[Dataset items]
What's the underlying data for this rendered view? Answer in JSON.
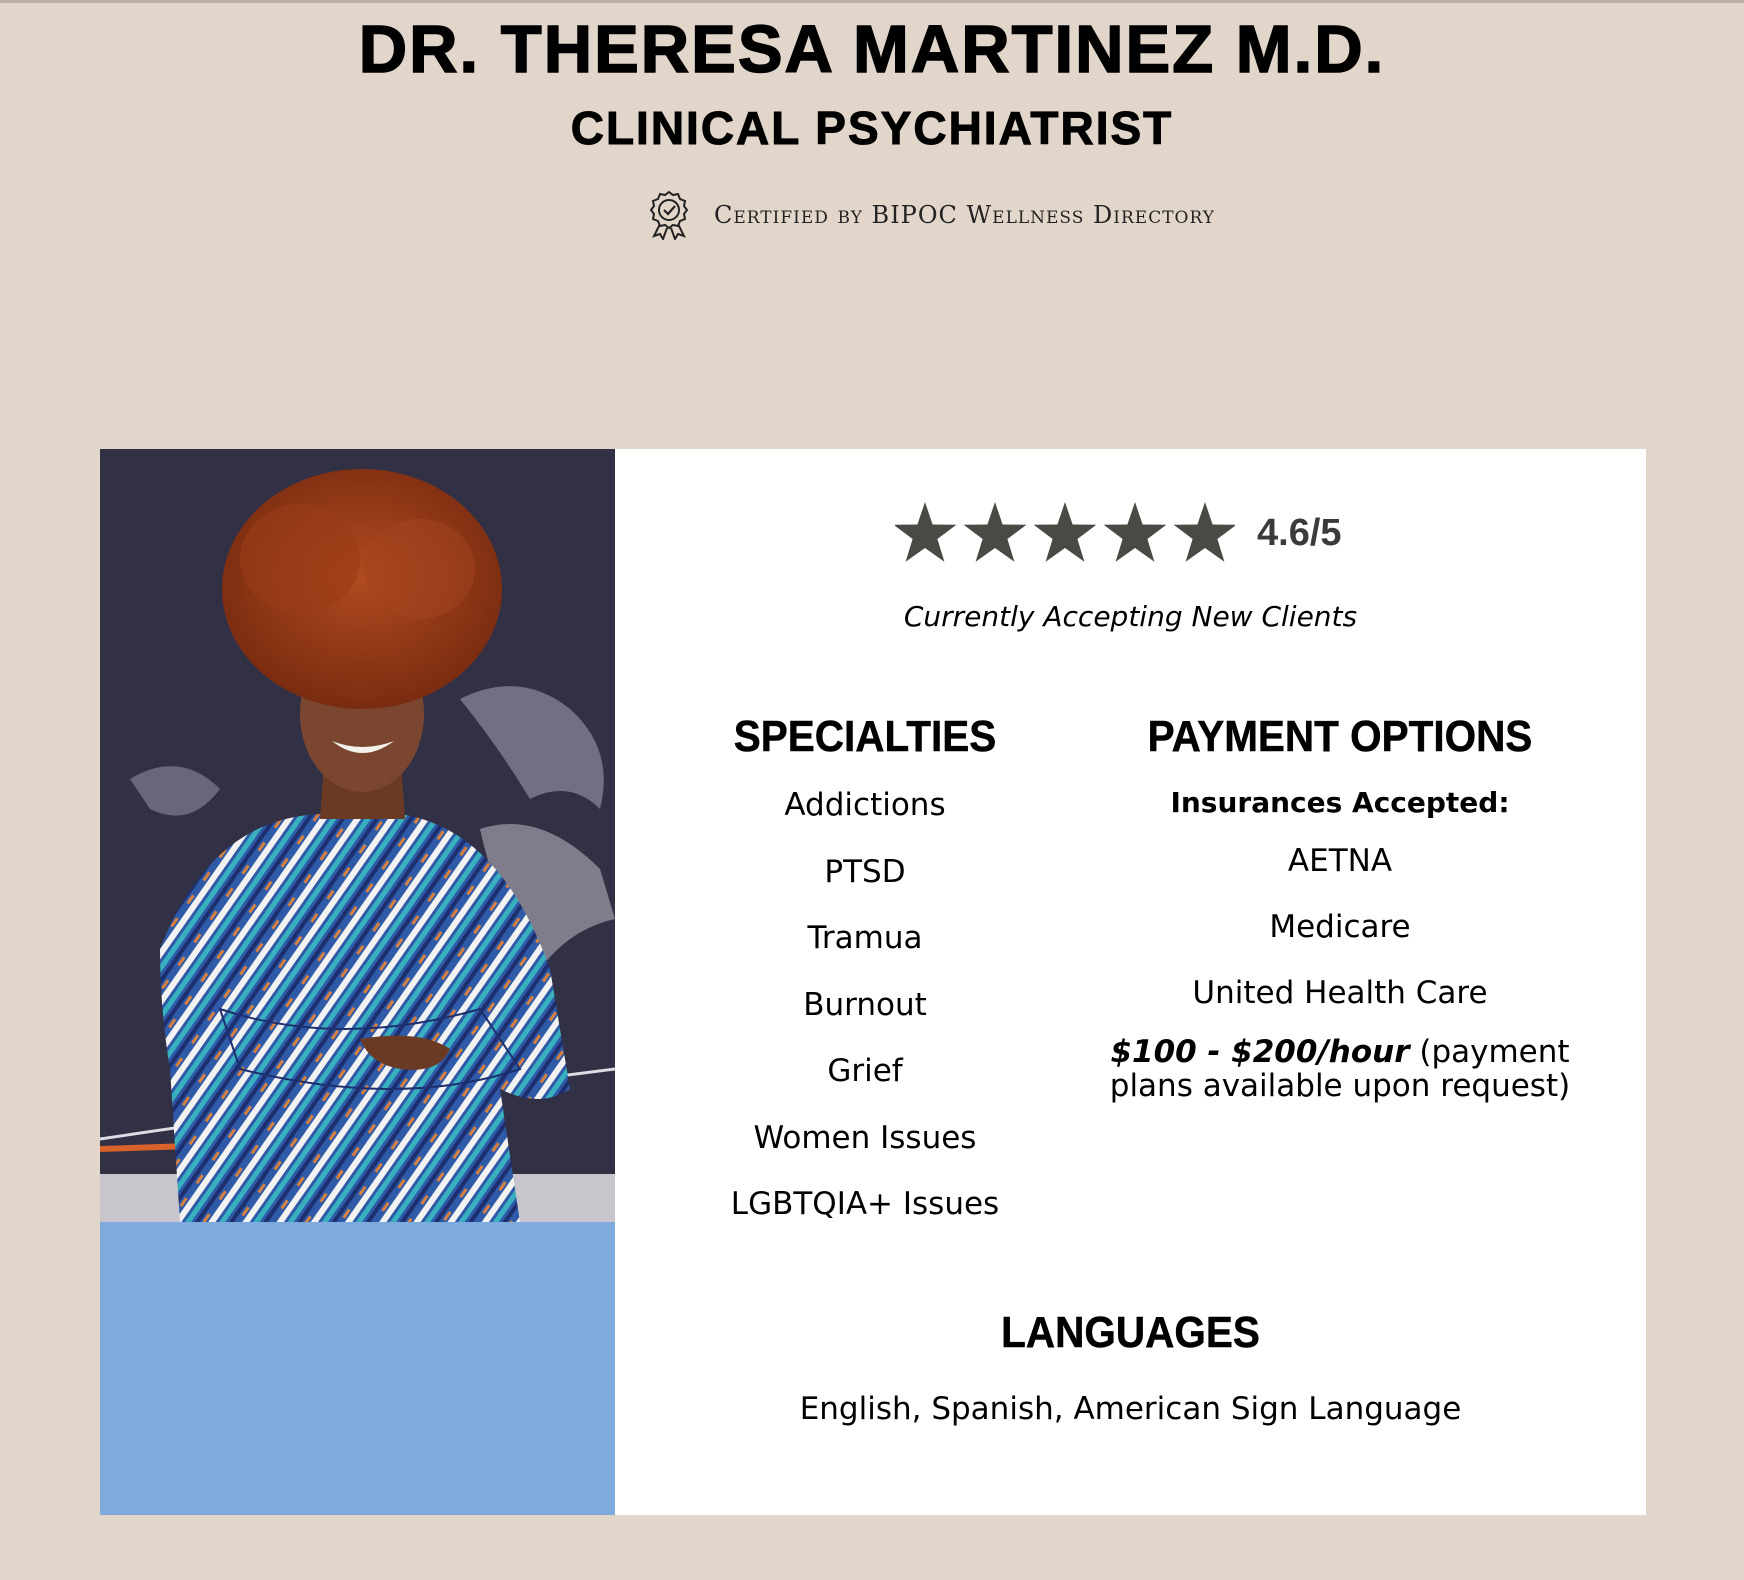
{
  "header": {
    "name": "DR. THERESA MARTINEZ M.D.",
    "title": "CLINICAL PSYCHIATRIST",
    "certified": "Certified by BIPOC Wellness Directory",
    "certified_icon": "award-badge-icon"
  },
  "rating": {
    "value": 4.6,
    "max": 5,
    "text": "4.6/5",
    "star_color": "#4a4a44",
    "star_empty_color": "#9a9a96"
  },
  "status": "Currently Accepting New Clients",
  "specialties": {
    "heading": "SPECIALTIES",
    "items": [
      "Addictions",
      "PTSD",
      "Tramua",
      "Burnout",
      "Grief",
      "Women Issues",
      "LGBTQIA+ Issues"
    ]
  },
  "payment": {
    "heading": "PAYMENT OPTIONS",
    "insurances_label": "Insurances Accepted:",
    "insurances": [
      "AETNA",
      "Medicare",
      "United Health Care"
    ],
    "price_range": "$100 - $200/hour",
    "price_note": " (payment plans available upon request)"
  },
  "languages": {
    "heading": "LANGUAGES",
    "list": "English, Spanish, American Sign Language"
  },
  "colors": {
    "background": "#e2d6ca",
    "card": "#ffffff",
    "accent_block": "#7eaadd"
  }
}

[The request] Copy every entry exactly as written. Pictures are excluded.

[Task answer]
What's the underlying data for this rendered view? Answer in JSON.
{
  "header": {
    "name": "DR. THERESA MARTINEZ M.D.",
    "title": "CLINICAL PSYCHIATRIST",
    "certified": "Certified by BIPOC Wellness Directory",
    "certified_icon": "award-badge-icon"
  },
  "rating": {
    "value": 4.6,
    "max": 5,
    "text": "4.6/5",
    "star_color": "#4a4a44",
    "star_empty_color": "#9a9a96"
  },
  "status": "Currently Accepting New Clients",
  "specialties": {
    "heading": "SPECIALTIES",
    "items": [
      "Addictions",
      "PTSD",
      "Tramua",
      "Burnout",
      "Grief",
      "Women Issues",
      "LGBTQIA+ Issues"
    ]
  },
  "payment": {
    "heading": "PAYMENT OPTIONS",
    "insurances_label": "Insurances Accepted:",
    "insurances": [
      "AETNA",
      "Medicare",
      "United Health Care"
    ],
    "price_range": "$100 - $200/hour",
    "price_note": " (payment plans available upon request)"
  },
  "languages": {
    "heading": "LANGUAGES",
    "list": "English, Spanish, American Sign Language"
  },
  "colors": {
    "background": "#e2d6ca",
    "card": "#ffffff",
    "accent_block": "#7eaadd"
  }
}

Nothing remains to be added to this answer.